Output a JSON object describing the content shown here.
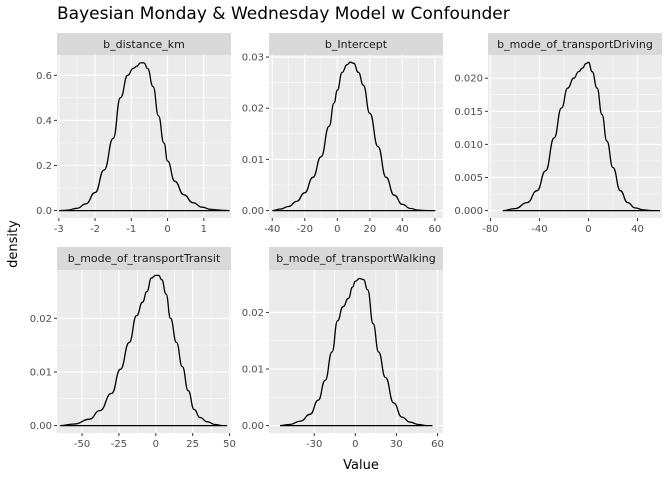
{
  "figure": {
    "title": "Bayesian Monday & Wednesday Model w Confounder",
    "xlabel": "Value",
    "ylabel": "density"
  },
  "colors": {
    "panel_bg": "#ebebeb",
    "strip_bg": "#d9d9d9",
    "grid_major": "#ffffff",
    "curve": "#000000",
    "tick_text": "#4d4d4d",
    "strip_text": "#1a1a1a"
  },
  "chart_data": [
    {
      "type": "line",
      "facet": "b_distance_km",
      "xlim": [
        -3.05,
        1.75
      ],
      "ylim": [
        -0.033,
        0.69
      ],
      "xticks": [
        -3,
        -2,
        -1,
        0,
        1
      ],
      "xtick_labels": [
        "-3",
        "-2",
        "-1",
        "0",
        "1"
      ],
      "yticks": [
        0.0,
        0.2,
        0.4,
        0.6
      ],
      "ytick_labels": [
        "0.0",
        "0.2",
        "0.4",
        "0.6"
      ],
      "x": [
        -3.0,
        -2.75,
        -2.5,
        -2.25,
        -2.0,
        -1.75,
        -1.5,
        -1.3,
        -1.1,
        -0.95,
        -0.85,
        -0.75,
        -0.65,
        -0.55,
        -0.4,
        -0.25,
        -0.1,
        0.0,
        0.2,
        0.45,
        0.7,
        0.95,
        1.2,
        1.45,
        1.7
      ],
      "y": [
        0.0,
        0.002,
        0.01,
        0.03,
        0.08,
        0.18,
        0.32,
        0.5,
        0.6,
        0.63,
        0.64,
        0.655,
        0.655,
        0.63,
        0.55,
        0.42,
        0.3,
        0.22,
        0.13,
        0.07,
        0.035,
        0.015,
        0.005,
        0.002,
        0.0
      ]
    },
    {
      "type": "line",
      "facet": "b_Intercept",
      "xlim": [
        -42,
        65
      ],
      "ylim": [
        -0.00145,
        0.0304
      ],
      "xticks": [
        -40,
        -20,
        0,
        20,
        40,
        60
      ],
      "xtick_labels": [
        "-40",
        "-20",
        "0",
        "20",
        "40",
        "60"
      ],
      "yticks": [
        0.0,
        0.01,
        0.02,
        0.03
      ],
      "ytick_labels": [
        "0.00",
        "0.01",
        "0.02",
        "0.03"
      ],
      "x": [
        -40,
        -35,
        -30,
        -25,
        -20,
        -15,
        -10,
        -5,
        -2,
        0,
        3,
        6,
        8,
        10,
        13,
        16,
        20,
        25,
        30,
        35,
        40,
        45,
        50,
        55,
        60
      ],
      "y": [
        0.0,
        0.0003,
        0.0008,
        0.0018,
        0.0035,
        0.0065,
        0.0105,
        0.0165,
        0.021,
        0.0235,
        0.027,
        0.0285,
        0.029,
        0.0288,
        0.027,
        0.0245,
        0.019,
        0.0125,
        0.0065,
        0.003,
        0.0012,
        0.0004,
        0.0001,
        0.0,
        0.0
      ]
    },
    {
      "type": "line",
      "facet": "b_mode_of_transportDriving",
      "xlim": [
        -82,
        60
      ],
      "ylim": [
        -0.00112,
        0.0235
      ],
      "xticks": [
        -80,
        -40,
        0,
        40
      ],
      "xtick_labels": [
        "-80",
        "-40",
        "0",
        "40"
      ],
      "yticks": [
        0.0,
        0.005,
        0.01,
        0.015,
        0.02
      ],
      "ytick_labels": [
        "0.000",
        "0.005",
        "0.010",
        "0.015",
        "0.020"
      ],
      "x": [
        -70,
        -60,
        -50,
        -42,
        -35,
        -28,
        -22,
        -17,
        -12,
        -8,
        -5,
        -2,
        0,
        3,
        7,
        11,
        15,
        20,
        26,
        32,
        38,
        45,
        52,
        58
      ],
      "y": [
        0.0,
        0.0003,
        0.0012,
        0.003,
        0.006,
        0.011,
        0.0155,
        0.0185,
        0.02,
        0.021,
        0.0215,
        0.0222,
        0.0224,
        0.021,
        0.0185,
        0.0145,
        0.0105,
        0.0065,
        0.003,
        0.0012,
        0.0004,
        0.0001,
        0.0,
        0.0
      ]
    },
    {
      "type": "line",
      "facet": "b_mode_of_transportTransit",
      "xlim": [
        -67,
        51
      ],
      "ylim": [
        -0.00138,
        0.029
      ],
      "xticks": [
        -50,
        -25,
        0,
        25,
        50
      ],
      "xtick_labels": [
        "-50",
        "-25",
        "0",
        "25",
        "50"
      ],
      "yticks": [
        0.0,
        0.01,
        0.02
      ],
      "ytick_labels": [
        "0.00",
        "0.01",
        "0.02"
      ],
      "x": [
        -65,
        -55,
        -45,
        -38,
        -30,
        -24,
        -18,
        -13,
        -9,
        -6,
        -3,
        0,
        2,
        4,
        7,
        10,
        14,
        18,
        22,
        26,
        30,
        35,
        40,
        45,
        48
      ],
      "y": [
        0.0,
        0.0003,
        0.0012,
        0.0028,
        0.006,
        0.0105,
        0.0155,
        0.0205,
        0.023,
        0.025,
        0.0275,
        0.028,
        0.028,
        0.0272,
        0.0245,
        0.02,
        0.0155,
        0.011,
        0.0065,
        0.003,
        0.0015,
        0.0007,
        0.0002,
        0.0,
        0.0
      ]
    },
    {
      "type": "line",
      "facet": "b_mode_of_transportWalking",
      "xlim": [
        -63,
        64
      ],
      "ylim": [
        -0.00131,
        0.0275
      ],
      "xticks": [
        -30,
        0,
        30,
        60
      ],
      "xtick_labels": [
        "-30",
        "0",
        "30",
        "60"
      ],
      "yticks": [
        0.0,
        0.01,
        0.02
      ],
      "ytick_labels": [
        "0.00",
        "0.01",
        "0.02"
      ],
      "x": [
        -55,
        -48,
        -40,
        -33,
        -27,
        -22,
        -17,
        -13,
        -9,
        -5,
        -2,
        0,
        3,
        6,
        9,
        13,
        17,
        22,
        28,
        34,
        40,
        46,
        52,
        56
      ],
      "y": [
        0.0,
        0.0002,
        0.0008,
        0.002,
        0.0045,
        0.008,
        0.013,
        0.0185,
        0.021,
        0.0225,
        0.0245,
        0.0255,
        0.026,
        0.0258,
        0.024,
        0.018,
        0.013,
        0.0085,
        0.004,
        0.0015,
        0.0006,
        0.0002,
        0.0,
        0.0
      ]
    }
  ]
}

● **GIVEN TASK**: Pull out each line of the entries that contains "facet".

● **RESULT OF THE TASK**:
      "facet": "b_distance_km",
      "facet": "b_Intercept",
      "facet": "b_mode_of_transportDriving",
      "facet": "b_mode_of_transportTransit",
      "facet": "b_mode_of_transportWalking",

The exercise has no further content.